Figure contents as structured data
•••

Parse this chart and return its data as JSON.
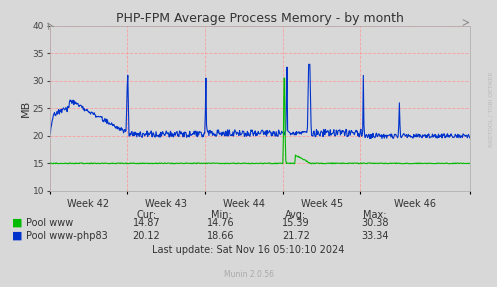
{
  "title": "PHP-FPM Average Process Memory - by month",
  "ylabel": "MB",
  "background_color": "#d8d8d8",
  "plot_background": "#d8d8d8",
  "grid_color": "#ff9999",
  "ylim": [
    10,
    40
  ],
  "yticks": [
    10,
    15,
    20,
    25,
    30,
    35,
    40
  ],
  "x_labels": [
    "Week 42",
    "Week 43",
    "Week 44",
    "Week 45",
    "Week 46"
  ],
  "line_www_color": "#00bb00",
  "line_php83_color": "#0033cc",
  "legend": [
    {
      "label": "Pool www",
      "color": "#00bb00"
    },
    {
      "label": "Pool www-php83",
      "color": "#0033cc"
    }
  ],
  "stats": {
    "cur_label": "Cur:",
    "min_label": "Min:",
    "avg_label": "Avg:",
    "max_label": "Max:",
    "www_cur": "14.87",
    "www_min": "14.76",
    "www_avg": "15.39",
    "www_max": "30.38",
    "php83_cur": "20.12",
    "php83_min": "18.66",
    "php83_avg": "21.72",
    "php83_max": "33.34"
  },
  "last_update": "Last update: Sat Nov 16 05:10:10 2024",
  "munin_version": "Munin 2.0.56",
  "watermark": "RRDTOOL / TOBI OETIKER"
}
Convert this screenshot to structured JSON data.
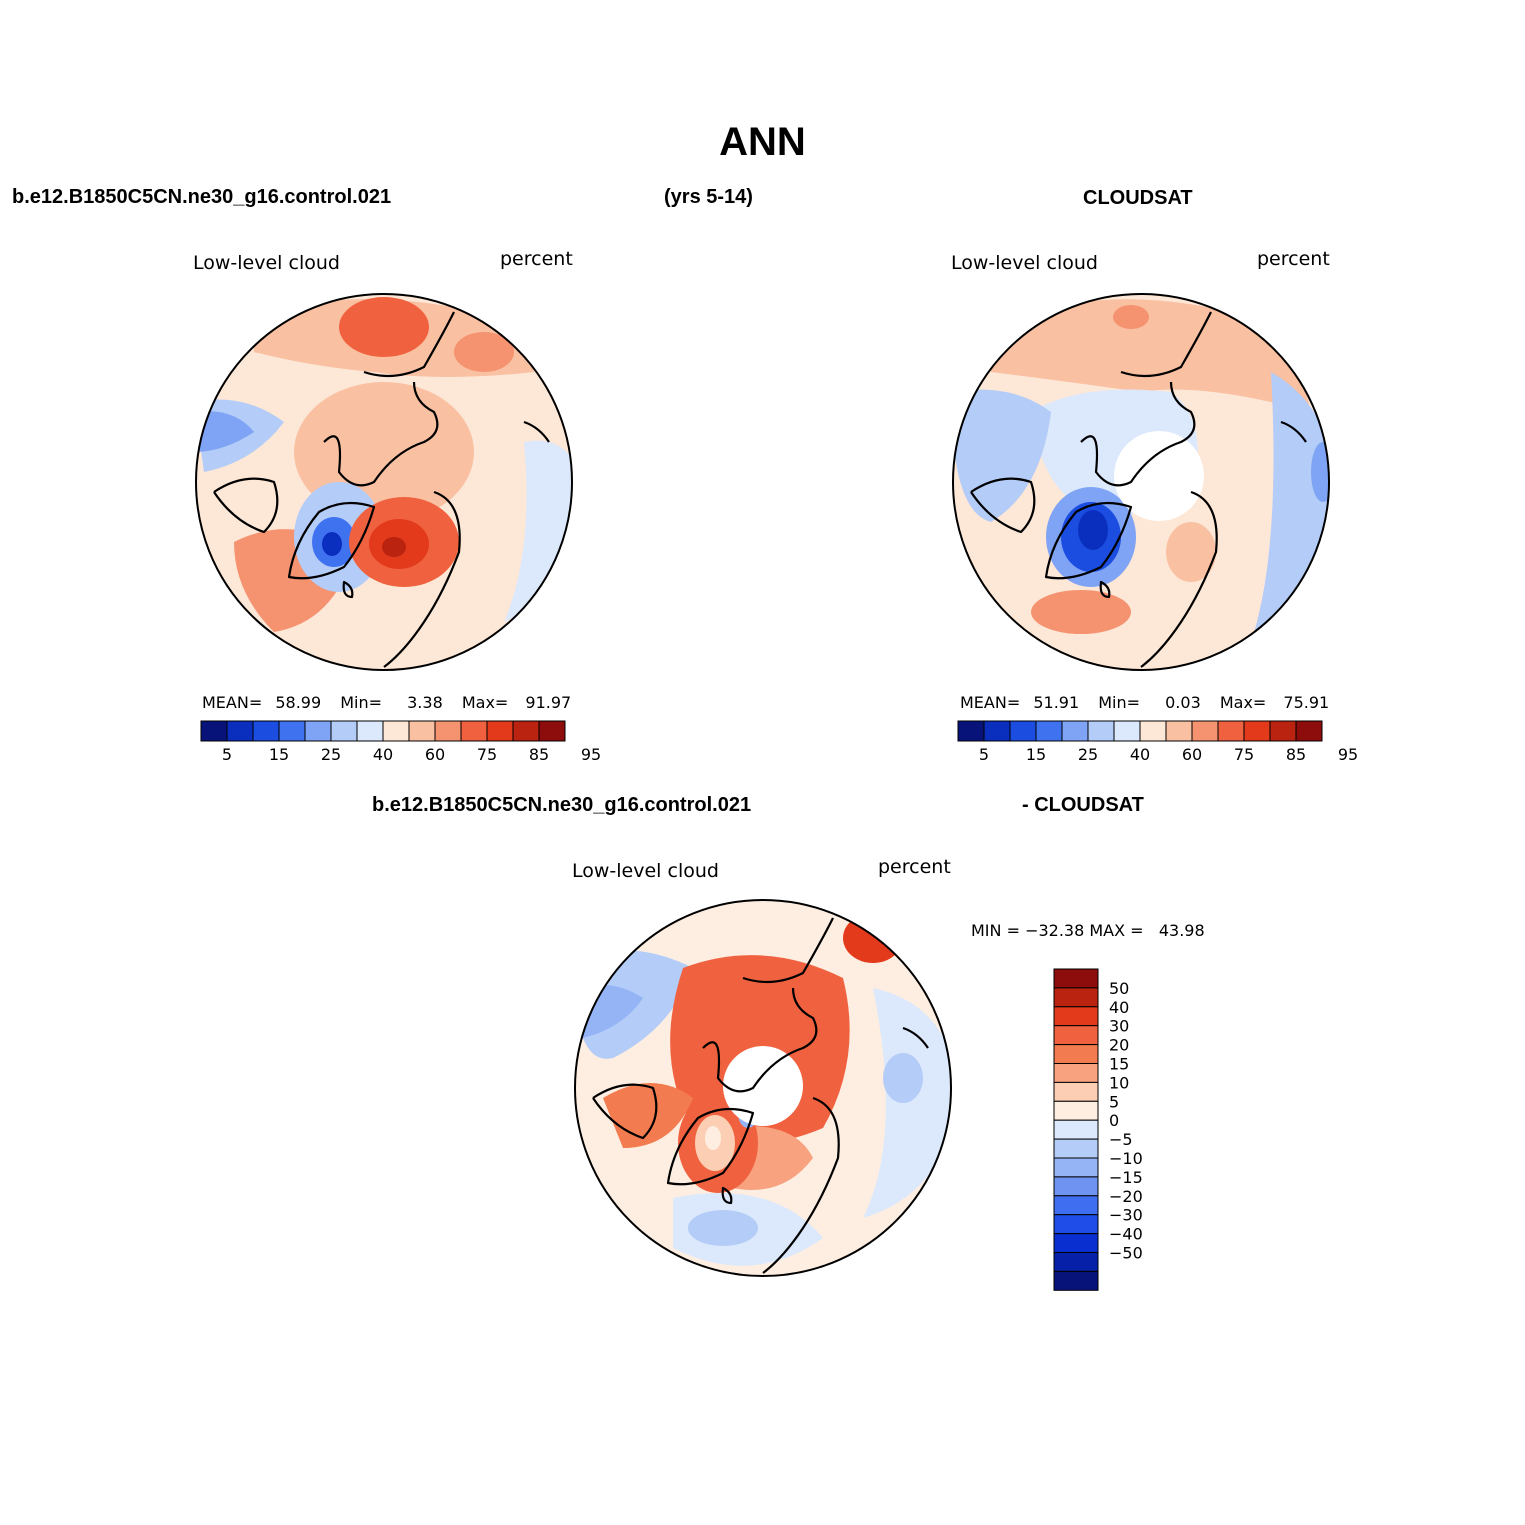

•••

Copy every record above exactly as written, but leave out the pictures.

Parse this chart and return its data as JSON.
{
  "title": "PHP-FPM Average Process Memory - by month",
  "ylabel": "MB",
  "background_color": "#d8d8d8",
  "plot_background": "#d8d8d8",
  "grid_color": "#ff9999",
  "ylim": [
    10,
    40
  ],
  "yticks": [
    10,
    15,
    20,
    25,
    30,
    35,
    40
  ],
  "x_labels": [
    "Week 42",
    "Week 43",
    "Week 44",
    "Week 45",
    "Week 46"
  ],
  "line_www_color": "#00bb00",
  "line_php83_color": "#0033cc",
  "legend": [
    {
      "label": "Pool www",
      "color": "#00bb00"
    },
    {
      "label": "Pool www-php83",
      "color": "#0033cc"
    }
  ],
  "stats": {
    "cur_label": "Cur:",
    "min_label": "Min:",
    "avg_label": "Avg:",
    "max_label": "Max:",
    "www_cur": "14.87",
    "www_min": "14.76",
    "www_avg": "15.39",
    "www_max": "30.38",
    "php83_cur": "20.12",
    "php83_min": "18.66",
    "php83_avg": "21.72",
    "php83_max": "33.34"
  },
  "last_update": "Last update: Sat Nov 16 05:10:10 2024",
  "munin_version": "Munin 2.0.56",
  "watermark": "RRDTOOL / TOBI OETIKER"
}
Convert this screenshot to structured JSON data.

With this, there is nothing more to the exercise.